--- Short problem ---
Determine the number of lines in the listing below where the string "value" occurs; answer with the number alone.

>> begin

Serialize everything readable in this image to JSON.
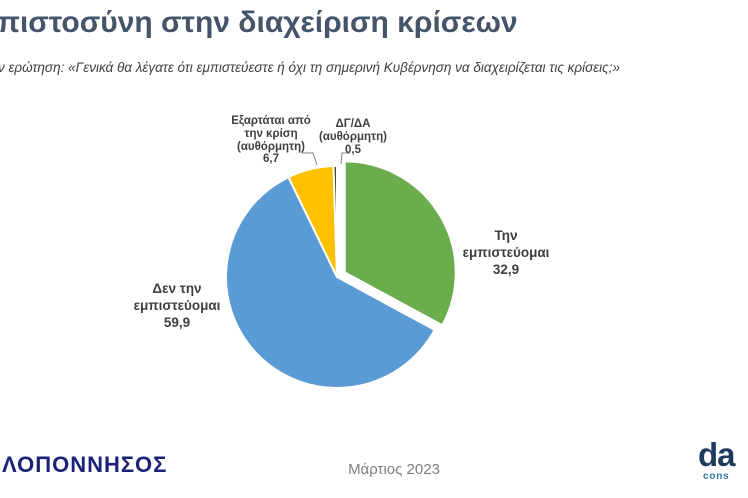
{
  "header": {
    "title": "πιστοσύνη στην διαχείριση κρίσεων",
    "subtitle": "ν ερώτηση: «Γενικά θα λέγατε ότι εμπιστεύεστε ή όχι τη σημερινή Κυβέρνηση να διαχειρίζεται τις κρίσεις;»"
  },
  "chart_data": {
    "type": "pie",
    "title": "",
    "legend": "none",
    "labels_position": "outside",
    "start_angle_deg": 0,
    "direction": "clockwise",
    "slices": [
      {
        "label": "Την εμπιστεύομαι",
        "value": 32.9,
        "display": "32,9",
        "color": "#6BAC4C",
        "exploded": true
      },
      {
        "label": "Δεν την εμπιστεύομαι",
        "value": 59.9,
        "display": "59,9",
        "color": "#5B9BD5",
        "exploded": false
      },
      {
        "label": "Εξαρτάται από την κρίση (αυθόρμητη)",
        "value": 6.7,
        "display": "6,7",
        "color": "#FFC000",
        "exploded": false
      },
      {
        "label": "ΔΓ/ΔΑ (αυθόρμητη)",
        "value": 0.5,
        "display": "0,5",
        "color": "#45511C",
        "exploded": false
      }
    ]
  },
  "labels": {
    "trust": {
      "lines": [
        "Την",
        "εμπιστεύομαι",
        "32,9"
      ]
    },
    "no_trust": {
      "lines": [
        "Δεν την",
        "εμπιστεύομαι",
        "59,9"
      ]
    },
    "depends": {
      "lines": [
        "Εξαρτάται από",
        "την κρίση",
        "(αυθόρμητη)",
        "6,7"
      ]
    },
    "dk_na": {
      "lines": [
        "ΔΓ/ΔΑ",
        "(αυθόρμητη)",
        "0,5"
      ]
    }
  },
  "footer": {
    "left_logo_text": "ΛΟΠΟΝΝΗΣΟΣ",
    "date": "Μάρτιος 2023",
    "right_logo_main": "da",
    "right_logo_sub": "cons"
  },
  "colors": {
    "title": "#44546A",
    "subtitle": "#404040",
    "label_text": "#3F3F3F",
    "leader_line": "#808080",
    "left_logo": "#1B2377",
    "date": "#7F7F7F",
    "logo_main": "#1F3A5F",
    "logo_sub": "#2E7CA6"
  }
}
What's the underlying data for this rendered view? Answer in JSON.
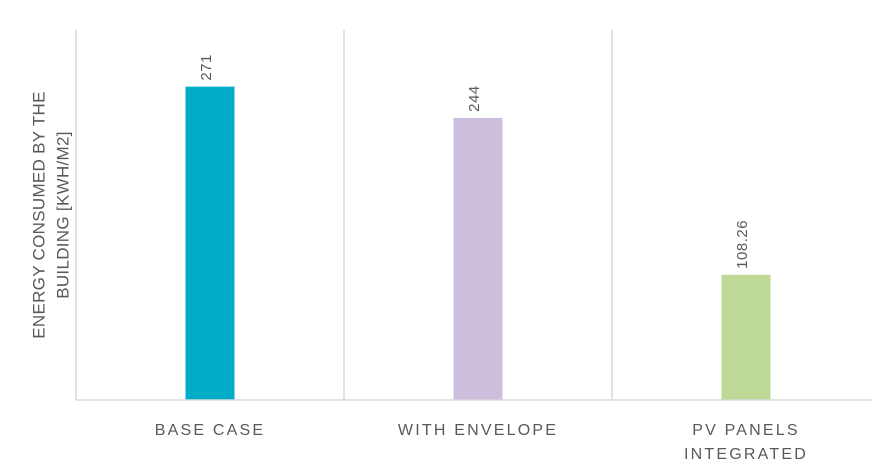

>> end

--- Task solution ---
4